THE PROBLEM: Locate the word "title" in the data below, then copy every line that holds it.

Start of ENTRIES SUPPLIED

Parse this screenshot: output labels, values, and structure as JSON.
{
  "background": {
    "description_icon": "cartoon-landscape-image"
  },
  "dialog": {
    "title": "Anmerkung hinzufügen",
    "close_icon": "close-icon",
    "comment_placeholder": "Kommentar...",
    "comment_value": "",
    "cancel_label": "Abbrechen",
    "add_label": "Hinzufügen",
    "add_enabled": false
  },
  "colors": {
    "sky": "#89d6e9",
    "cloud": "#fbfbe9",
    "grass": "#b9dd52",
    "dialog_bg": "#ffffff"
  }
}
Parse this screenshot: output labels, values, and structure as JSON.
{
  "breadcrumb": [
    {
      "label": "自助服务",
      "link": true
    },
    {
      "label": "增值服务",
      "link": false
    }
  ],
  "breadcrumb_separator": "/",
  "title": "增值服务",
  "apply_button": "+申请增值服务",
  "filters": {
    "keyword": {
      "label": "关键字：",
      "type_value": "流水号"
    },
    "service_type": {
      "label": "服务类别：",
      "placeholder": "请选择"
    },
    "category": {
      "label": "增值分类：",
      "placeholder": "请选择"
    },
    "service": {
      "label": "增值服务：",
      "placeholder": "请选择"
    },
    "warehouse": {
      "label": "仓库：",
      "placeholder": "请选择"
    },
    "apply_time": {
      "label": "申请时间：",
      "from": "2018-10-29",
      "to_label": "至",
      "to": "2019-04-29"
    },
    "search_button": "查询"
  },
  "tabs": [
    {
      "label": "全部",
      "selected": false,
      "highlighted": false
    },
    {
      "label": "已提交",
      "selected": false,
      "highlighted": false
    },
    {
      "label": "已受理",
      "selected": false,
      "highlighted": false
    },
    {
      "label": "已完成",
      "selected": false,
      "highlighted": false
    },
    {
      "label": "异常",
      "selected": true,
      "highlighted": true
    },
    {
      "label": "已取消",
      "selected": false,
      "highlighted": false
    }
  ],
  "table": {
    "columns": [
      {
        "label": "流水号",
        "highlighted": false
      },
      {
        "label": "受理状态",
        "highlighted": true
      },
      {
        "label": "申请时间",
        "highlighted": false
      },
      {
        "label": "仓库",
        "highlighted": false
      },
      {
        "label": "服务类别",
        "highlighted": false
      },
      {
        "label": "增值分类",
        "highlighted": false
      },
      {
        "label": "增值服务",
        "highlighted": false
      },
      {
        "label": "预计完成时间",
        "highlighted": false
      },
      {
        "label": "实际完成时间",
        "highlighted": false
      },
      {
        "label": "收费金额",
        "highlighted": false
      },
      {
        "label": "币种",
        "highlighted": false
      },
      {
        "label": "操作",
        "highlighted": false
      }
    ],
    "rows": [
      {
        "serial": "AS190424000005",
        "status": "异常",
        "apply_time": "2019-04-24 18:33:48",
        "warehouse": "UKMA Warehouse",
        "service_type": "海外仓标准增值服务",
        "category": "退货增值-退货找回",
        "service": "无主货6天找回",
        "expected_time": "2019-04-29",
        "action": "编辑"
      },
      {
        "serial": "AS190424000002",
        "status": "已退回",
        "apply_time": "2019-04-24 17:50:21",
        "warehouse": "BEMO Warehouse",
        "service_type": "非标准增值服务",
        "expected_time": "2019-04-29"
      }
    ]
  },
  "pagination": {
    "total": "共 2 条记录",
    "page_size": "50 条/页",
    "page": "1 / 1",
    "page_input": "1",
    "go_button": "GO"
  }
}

End of ENTRIES SUPPLIED

EXERCISE RESPONSE:
    "title": "Anmerkung hinzufügen",
  "title": "增值服务",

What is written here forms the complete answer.